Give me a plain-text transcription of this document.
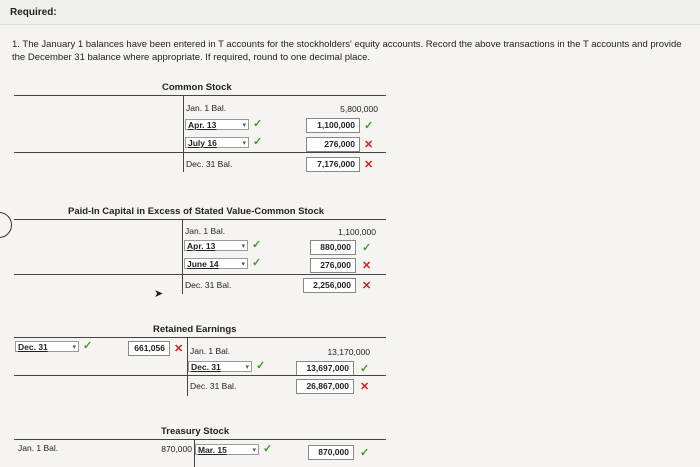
Required:
1. The January 1 balances have been entered in T accounts for the stockholders' equity accounts. Record the above transactions in the T accounts and provide the December 31 balance where appropriate. If required, round to one decimal place.
➤
Common Stock
Jan. 1 Bal.	5,800,000
Apr. 13	▾ ✓	1,100,000 ✓
July 16	▾ ✓	276,000 ✕
Dec. 31 Bal.	7,176,000 ✕
Paid-In Capital in Excess of Stated Value-Common Stock
Jan. 1 Bal.	1,100,000
Apr. 13	▾ ✓	880,000	✓
June 14	▾ ✓	276,000	✕
Dec. 31 Bal.	2,256,000	✕
Retained Earnings
Dec. 31	▾ ✓	661,056 ✕ Jan. 1 Bal.	13,170,000
Dec. 31	▾ ✓	13,697,000	✓
Dec. 31 Bal.	26,867,000	✕
Treasury Stock
Jan. 1 Bal.	870,000 Mar. 15	▾ ✓	870,000	✓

• **Prompt**
Each line containing "Common" counts once; state the total number of such lines and nothing else.

• **Solved problem**
2